Records from a collection of figures:
* * * * * * *

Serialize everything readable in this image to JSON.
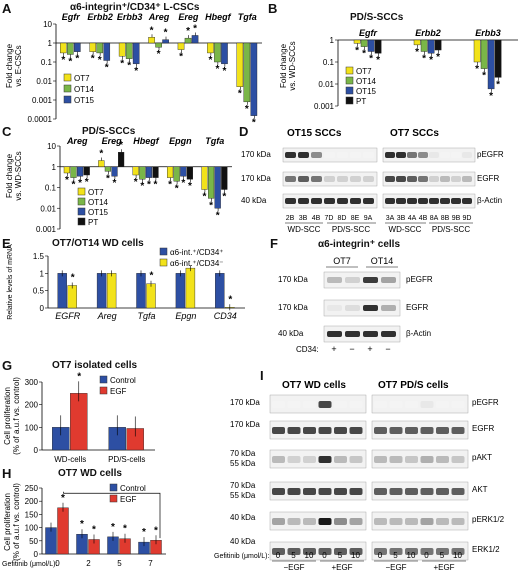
{
  "colors": {
    "yellow": "#f2e21a",
    "green": "#7ab648",
    "blue": "#2d4fa3",
    "black": "#111111",
    "red": "#e03a2f",
    "blot_bg": "#f2f2f2"
  },
  "panelA": {
    "label": "A",
    "title": "α6-integrin⁺/CD34⁺ L-CSCs",
    "ylabel": "Fold change\nvs. E-CSCs",
    "yticks": [
      "10",
      "1",
      "0.1",
      "0.01",
      "0.001",
      "0.0001"
    ],
    "legend": [
      "OT7",
      "OT14",
      "OT15"
    ]
  },
  "panelB": {
    "label": "B",
    "title": "PD/S-SCCs",
    "ylabel": "Fold change\nvs. WD-SCCs",
    "yticks": [
      "1",
      "0.1",
      "0.01",
      "0.001"
    ],
    "legend": [
      "OT7",
      "OT14",
      "OT15",
      "PT"
    ]
  },
  "panelC": {
    "label": "C",
    "title": "PD/S-SCCs",
    "ylabel": "Fold change\nvs. WD-SCCs",
    "yticks": [
      "10",
      "1",
      "0.1",
      "0.01",
      "0.001"
    ],
    "legend": [
      "OT7",
      "OT14",
      "OT15",
      "PT"
    ]
  },
  "panelD": {
    "label": "D",
    "left_title": "OT15 SCCs",
    "right_title": "OT7 SCCs",
    "mw": [
      "170 kDa",
      "170 kDa",
      "40 kDa"
    ],
    "bands": [
      "pEGFR",
      "EGFR",
      "β-Actin"
    ],
    "left_lanes": [
      "2B",
      "3B",
      "4B",
      "7D",
      "8D",
      "8E",
      "9A"
    ],
    "right_lanes": [
      "3A",
      "3B",
      "4A",
      "4B",
      "8A",
      "8B",
      "9B",
      "9D"
    ],
    "groups": [
      "WD-SCC",
      "PD/S-SCC",
      "WD-SCC",
      "PD/S-SCC"
    ]
  },
  "panelE": {
    "label": "E",
    "title": "OT7/OT14 WD cells",
    "ylabel": "Relative levels of mRNA",
    "yticks": [
      "1.5",
      "1",
      "0.5",
      "0"
    ],
    "legend": [
      "α6-int.⁺/CD34⁺",
      "α6-int.⁺/CD34⁻"
    ]
  },
  "panelF": {
    "label": "F",
    "title": "α6-integrin⁺ cells",
    "groups": [
      "OT7",
      "OT14"
    ],
    "mw": [
      "170 kDa",
      "170 kDa",
      "40 kDa"
    ],
    "bands": [
      "pEGFR",
      "EGFR",
      "β-Actin"
    ],
    "cd34_label": "CD34:",
    "cd34": [
      "+",
      "−",
      "+",
      "−"
    ]
  },
  "panelG": {
    "label": "G",
    "title": "OT7 isolated cells",
    "ylabel": "Cell proliferation\n(% of a.u.f vs. control)",
    "yticks": [
      "300",
      "200",
      "100",
      "0"
    ],
    "legend": [
      "Control",
      "EGF"
    ]
  },
  "panelH": {
    "label": "H",
    "title": "OT7 WD cells",
    "ylabel": "Cell proliferation\n(% of a.u.f vs. control)",
    "yticks": [
      "250",
      "200",
      "150",
      "100",
      "50",
      "0"
    ],
    "legend": [
      "Control",
      "EGF"
    ],
    "xlabel": "Gefitinib (μmol/L):"
  },
  "panelI": {
    "label": "I",
    "left_title": "OT7 WD cells",
    "right_title": "OT7 PD/S cells",
    "mw": [
      "170 kDa",
      "170 kDa",
      "70 kDa",
      "55 kDa",
      "70 kDa",
      "55 kDa",
      "40 kDa",
      "40 kDa"
    ],
    "bands": [
      "pEGFR",
      "EGFR",
      "pAKT",
      "AKT",
      "pERK1/2",
      "ERK1/2"
    ],
    "gef_label": "Gefitinib (μmol/L):",
    "doses": [
      "0",
      "5",
      "10",
      "0",
      "5",
      "10"
    ],
    "conditions": [
      "−EGF",
      "+EGF",
      "−EGF",
      "+EGF"
    ]
  },
  "chart_data": [
    {
      "id": "A",
      "type": "bar",
      "yscale": "log",
      "ylim": [
        0.0001,
        10
      ],
      "title": "α6-integrin⁺/CD34⁺ L-CSCs",
      "ylabel": "Fold change vs. E-CSCs",
      "categories": [
        "Egfr",
        "Erbb2",
        "Erbb3",
        "Areg",
        "Ereg",
        "Hbegf",
        "Tgfa"
      ],
      "series": [
        {
          "name": "OT7",
          "values": [
            0.3,
            0.35,
            0.2,
            2.0,
            0.45,
            0.3,
            0.005
          ]
        },
        {
          "name": "OT14",
          "values": [
            0.25,
            0.3,
            0.15,
            0.6,
            1.8,
            0.1,
            0.0008
          ]
        },
        {
          "name": "OT15",
          "values": [
            0.35,
            0.12,
            0.08,
            1.5,
            2.5,
            0.08,
            0.00015
          ]
        }
      ]
    },
    {
      "id": "B",
      "type": "bar",
      "yscale": "log",
      "ylim": [
        0.001,
        1
      ],
      "title": "PD/S-SCCs",
      "ylabel": "Fold change vs. WD-SCCs",
      "categories": [
        "Egfr",
        "Erbb2",
        "Erbb3"
      ],
      "series": [
        {
          "name": "OT7",
          "values": [
            0.7,
            0.6,
            0.1
          ]
        },
        {
          "name": "OT14",
          "values": [
            0.5,
            0.3,
            0.05
          ]
        },
        {
          "name": "OT15",
          "values": [
            0.3,
            0.25,
            0.006
          ]
        },
        {
          "name": "PT",
          "values": [
            0.25,
            0.35,
            0.02
          ]
        }
      ]
    },
    {
      "id": "C",
      "type": "bar",
      "yscale": "log",
      "ylim": [
        0.001,
        10
      ],
      "title": "PD/S-SCCs",
      "ylabel": "Fold change vs. WD-SCCs",
      "categories": [
        "Areg",
        "Ereg",
        "Hbegf",
        "Epgn",
        "Tgfa"
      ],
      "series": [
        {
          "name": "OT7",
          "values": [
            0.5,
            2.0,
            0.4,
            0.3,
            0.08
          ]
        },
        {
          "name": "OT14",
          "values": [
            0.3,
            0.6,
            0.25,
            0.2,
            0.03
          ]
        },
        {
          "name": "OT15",
          "values": [
            0.35,
            0.35,
            0.3,
            0.35,
            0.01
          ]
        },
        {
          "name": "PT",
          "values": [
            0.4,
            5.0,
            0.3,
            0.25,
            0.08
          ]
        }
      ]
    },
    {
      "id": "E",
      "type": "bar",
      "ylim": [
        0,
        1.5
      ],
      "title": "OT7/OT14 WD cells",
      "ylabel": "Relative levels of mRNA",
      "categories": [
        "EGFR",
        "Areg",
        "Tgfa",
        "Epgn",
        "CD34"
      ],
      "series": [
        {
          "name": "α6-int.⁺/CD34⁺",
          "values": [
            1.0,
            1.0,
            1.0,
            1.0,
            1.0
          ]
        },
        {
          "name": "α6-int.⁺/CD34⁻",
          "values": [
            0.65,
            1.0,
            0.7,
            1.15,
            0.02
          ]
        }
      ]
    },
    {
      "id": "G",
      "type": "bar",
      "ylim": [
        0,
        300
      ],
      "title": "OT7 isolated cells",
      "ylabel": "Cell proliferation (% of a.u.f vs. control)",
      "categories": [
        "WD-cells",
        "PD/S-cells"
      ],
      "series": [
        {
          "name": "Control",
          "values": [
            100,
            100
          ]
        },
        {
          "name": "EGF",
          "values": [
            250,
            95
          ]
        }
      ]
    },
    {
      "id": "H",
      "type": "bar",
      "ylim": [
        0,
        250
      ],
      "title": "OT7 WD cells",
      "ylabel": "Cell proliferation (% of a.u.f vs. control)",
      "xlabel": "Gefitinib (μmol/L)",
      "categories": [
        "0",
        "2",
        "5",
        "7"
      ],
      "series": [
        {
          "name": "Control",
          "values": [
            100,
            75,
            65,
            45
          ]
        },
        {
          "name": "EGF",
          "values": [
            175,
            55,
            58,
            52
          ]
        }
      ]
    }
  ]
}
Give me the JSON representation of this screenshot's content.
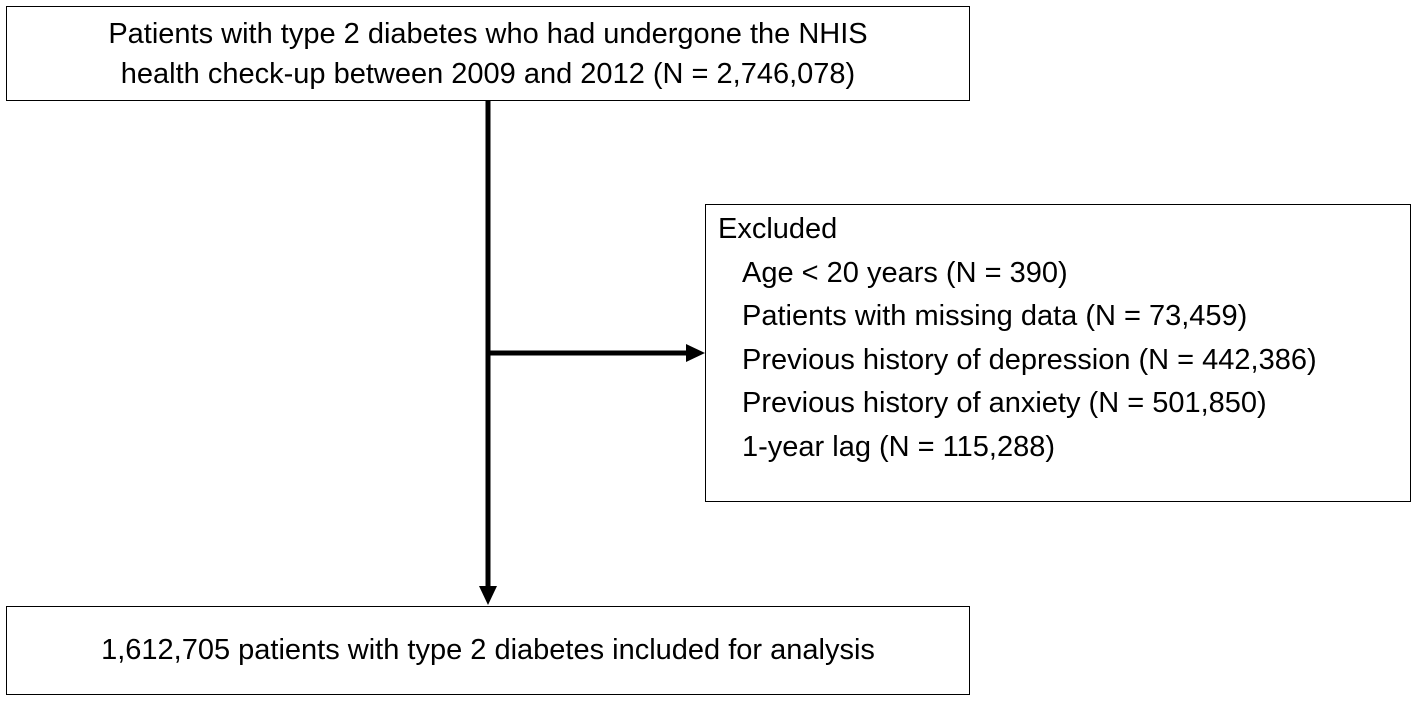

* * * * * * *

> [About this exercise]: For each line of the data that has the word "xlabel", report that line.

> [Answer]:
    "xlabel": "Gefitinib (μmol/L):"
      "xlabel": "Gefitinib (μmol/L)",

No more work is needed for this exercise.